**To do**
Search the records for the word "JSON" and pick out every line that has it.

**Data shown**
------------------------------------------------------------

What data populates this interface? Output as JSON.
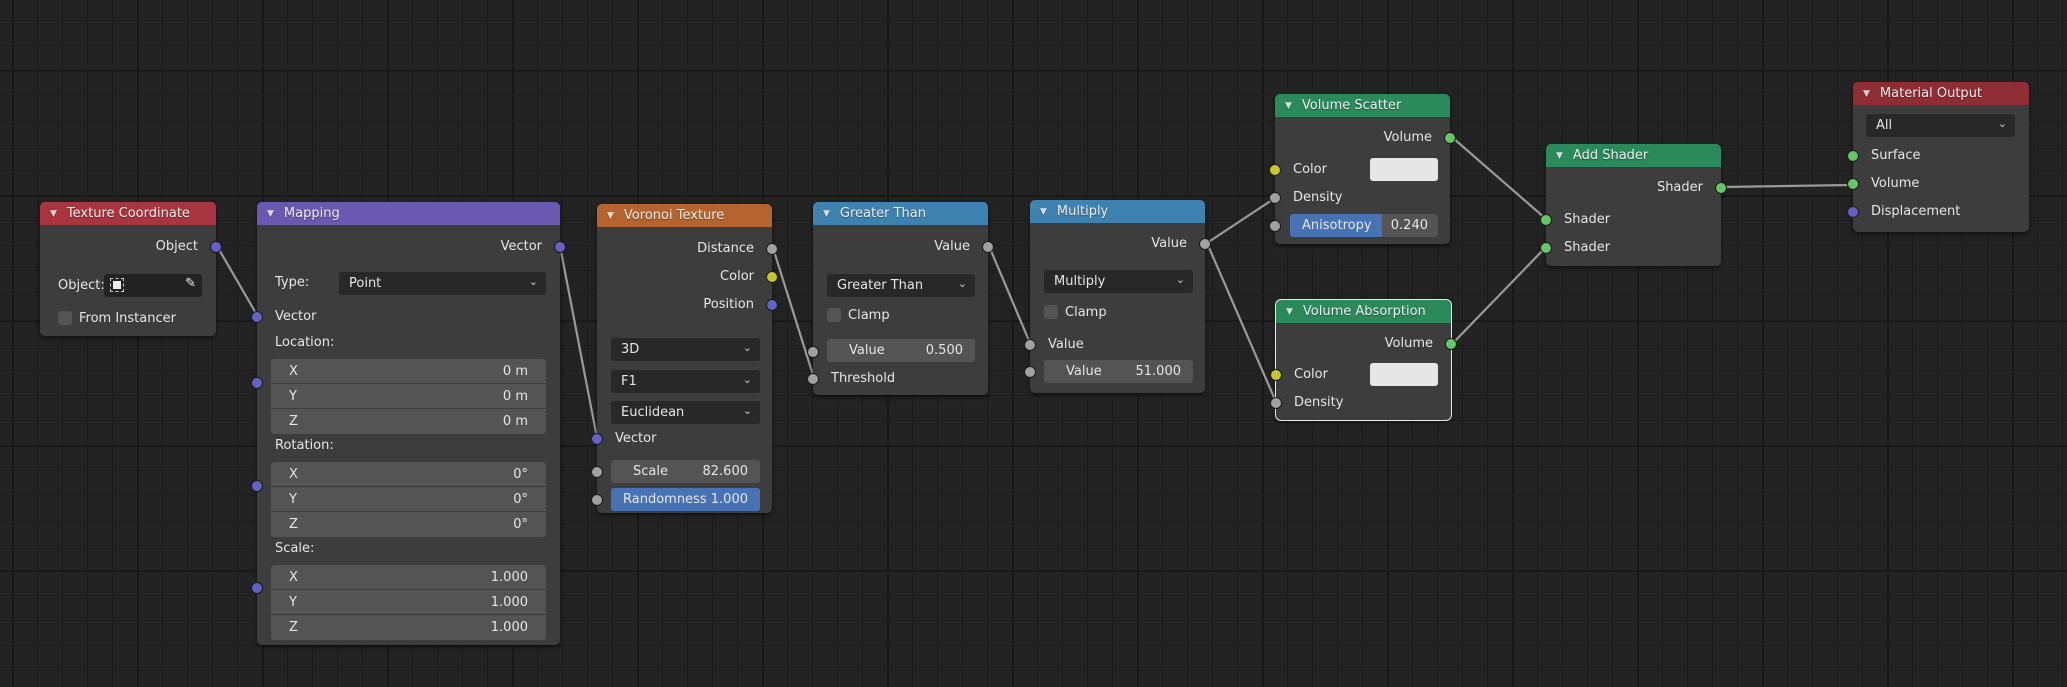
{
  "editor": "Shader Node Editor",
  "nodes": {
    "texture_coordinate": {
      "title": "Texture Coordinate",
      "header_color": "#a8353f",
      "outputs": [
        "Object"
      ],
      "object_label": "Object:",
      "from_instancer": "From Instancer"
    },
    "mapping": {
      "title": "Mapping",
      "header_color": "#6a59b0",
      "outputs": [
        "Vector"
      ],
      "type_label": "Type:",
      "type_value": "Point",
      "inputs": [
        "Vector"
      ],
      "location_label": "Location:",
      "location": [
        {
          "axis": "X",
          "value": "0 m"
        },
        {
          "axis": "Y",
          "value": "0 m"
        },
        {
          "axis": "Z",
          "value": "0 m"
        }
      ],
      "rotation_label": "Rotation:",
      "rotation": [
        {
          "axis": "X",
          "value": "0°"
        },
        {
          "axis": "Y",
          "value": "0°"
        },
        {
          "axis": "Z",
          "value": "0°"
        }
      ],
      "scale_label": "Scale:",
      "scale": [
        {
          "axis": "X",
          "value": "1.000"
        },
        {
          "axis": "Y",
          "value": "1.000"
        },
        {
          "axis": "Z",
          "value": "1.000"
        }
      ]
    },
    "voronoi": {
      "title": "Voronoi Texture",
      "header_color": "#b5642f",
      "outputs": [
        "Distance",
        "Color",
        "Position"
      ],
      "dimensions": "3D",
      "feature": "F1",
      "metric": "Euclidean",
      "vector_label": "Vector",
      "scale_label": "Scale",
      "scale_value": "82.600",
      "randomness_label": "Randomness",
      "randomness_value": "1.000"
    },
    "greater_than": {
      "title": "Greater Than",
      "header_color": "#3e82b0",
      "output": "Value",
      "operation": "Greater Than",
      "clamp": "Clamp",
      "value_label": "Value",
      "value": "0.500",
      "threshold_label": "Threshold"
    },
    "multiply": {
      "title": "Multiply",
      "header_color": "#3e82b0",
      "output": "Value",
      "operation": "Multiply",
      "clamp": "Clamp",
      "input1_label": "Value",
      "value_label": "Value",
      "value": "51.000"
    },
    "volume_scatter": {
      "title": "Volume Scatter",
      "header_color": "#2a8a5c",
      "output": "Volume",
      "color_label": "Color",
      "color_value": "#e6e6e6",
      "density_label": "Density",
      "anisotropy_label": "Anisotropy",
      "anisotropy_value": "0.240",
      "anisotropy_fraction": 0.62
    },
    "volume_absorption": {
      "title": "Volume Absorption",
      "header_color": "#2a8a5c",
      "output": "Volume",
      "color_label": "Color",
      "color_value": "#e6e6e6",
      "density_label": "Density",
      "selected": true
    },
    "add_shader": {
      "title": "Add Shader",
      "header_color": "#2a8a5c",
      "output": "Shader",
      "inputs": [
        "Shader",
        "Shader"
      ]
    },
    "material_output": {
      "title": "Material Output",
      "header_color": "#8f2d34",
      "target": "All",
      "inputs": [
        "Surface",
        "Volume",
        "Displacement"
      ]
    }
  },
  "links": [
    {
      "from": "texture_coordinate.Object",
      "to": "mapping.Vector"
    },
    {
      "from": "mapping.Vector",
      "to": "voronoi.Vector"
    },
    {
      "from": "voronoi.Distance",
      "to": "greater_than.Threshold"
    },
    {
      "from": "greater_than.Value",
      "to": "multiply.Value"
    },
    {
      "from": "multiply.Value",
      "to": "volume_scatter.Density"
    },
    {
      "from": "multiply.Value",
      "to": "volume_absorption.Density"
    },
    {
      "from": "volume_scatter.Volume",
      "to": "add_shader.Shader1"
    },
    {
      "from": "volume_absorption.Volume",
      "to": "add_shader.Shader2"
    },
    {
      "from": "add_shader.Shader",
      "to": "material_output.Volume"
    }
  ]
}
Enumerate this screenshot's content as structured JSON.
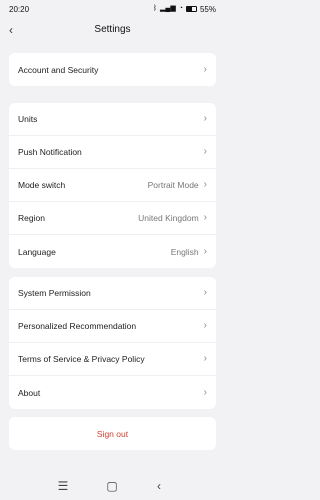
{
  "status": {
    "time": "20:20",
    "battery_percent": 55,
    "battery_label": "55%"
  },
  "header": {
    "title": "Settings",
    "back_icon": "chevron-left-icon"
  },
  "groups": [
    {
      "items": [
        {
          "label": "Account and Security",
          "value": ""
        }
      ]
    },
    {
      "items": [
        {
          "label": "Units",
          "value": ""
        },
        {
          "label": "Push Notification",
          "value": ""
        },
        {
          "label": "Mode switch",
          "value": "Portrait Mode"
        },
        {
          "label": "Region",
          "value": "United Kingdom"
        },
        {
          "label": "Language",
          "value": "English"
        }
      ]
    },
    {
      "items": [
        {
          "label": "System Permission",
          "value": ""
        },
        {
          "label": "Personalized Recommendation",
          "value": ""
        },
        {
          "label": "Terms of Service & Privacy Policy",
          "value": ""
        },
        {
          "label": "About",
          "value": ""
        }
      ]
    }
  ],
  "signout_label": "Sign out",
  "colors": {
    "background": "#f2f2f4",
    "card": "#ffffff",
    "danger": "#d1432f"
  }
}
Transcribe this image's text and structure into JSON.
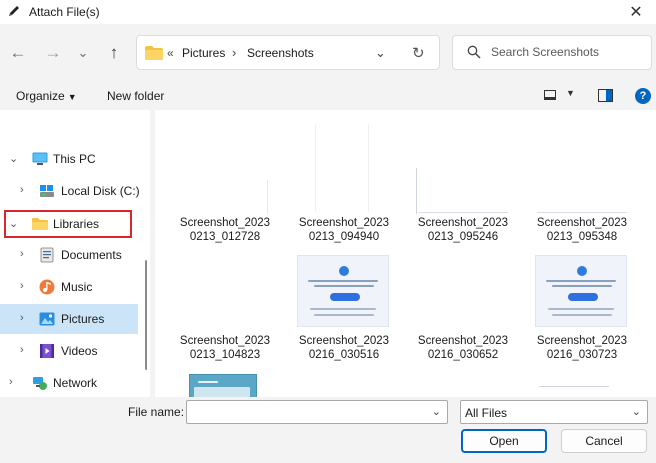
{
  "window": {
    "title": "Attach File(s)",
    "close_glyph": "✕"
  },
  "nav": {
    "back": "←",
    "forward": "→",
    "recent": "⌄",
    "up": "↑"
  },
  "address": {
    "separator0": "«",
    "crumbs": [
      "Pictures",
      "Screenshots"
    ],
    "separator": "›",
    "dropdown": "⌄",
    "refresh": "↻"
  },
  "search": {
    "placeholder": "Search Screenshots"
  },
  "toolbar": {
    "organize": "Organize",
    "new_folder": "New folder",
    "help": "?"
  },
  "sidebar": {
    "items": [
      {
        "label": "This PC",
        "chevron": "⌄",
        "icon": "monitor-icon"
      },
      {
        "label": "Local Disk (C:)",
        "chevron": "›",
        "icon": "drive-icon"
      },
      {
        "label": "Libraries",
        "chevron": "⌄",
        "icon": "folder-icon",
        "highlighted": true
      },
      {
        "label": "Documents",
        "chevron": "›",
        "icon": "documents-icon"
      },
      {
        "label": "Music",
        "chevron": "›",
        "icon": "music-icon"
      },
      {
        "label": "Pictures",
        "chevron": "›",
        "icon": "pictures-icon",
        "selected": true
      },
      {
        "label": "Videos",
        "chevron": "›",
        "icon": "videos-icon"
      },
      {
        "label": "Network",
        "chevron": "›",
        "icon": "network-icon"
      }
    ]
  },
  "files": [
    {
      "name": "Screenshot_2023\n0213_012728"
    },
    {
      "name": "Screenshot_2023\n0213_094940"
    },
    {
      "name": "Screenshot_2023\n0213_095246"
    },
    {
      "name": "Screenshot_2023\n0213_095348"
    },
    {
      "name": "Screenshot_2023\n0213_104823"
    },
    {
      "name": "Screenshot_2023\n0216_030516"
    },
    {
      "name": "Screenshot_2023\n0216_030652"
    },
    {
      "name": "Screenshot_2023\n0216_030723"
    }
  ],
  "bottom": {
    "file_name_label": "File name:",
    "file_name_value": "",
    "filter_value": "All Files",
    "open_label": "Open",
    "cancel_label": "Cancel"
  },
  "colors": {
    "accent": "#0067c0",
    "highlight_border": "#d9262b",
    "selection": "#cce4f7"
  }
}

------------------------------------------------------------

**Finished task**
What data populates this interface? Output as JSON.
Enumerate this screenshot's content as structured JSON.
Transcribe this image's text and structure into JSON.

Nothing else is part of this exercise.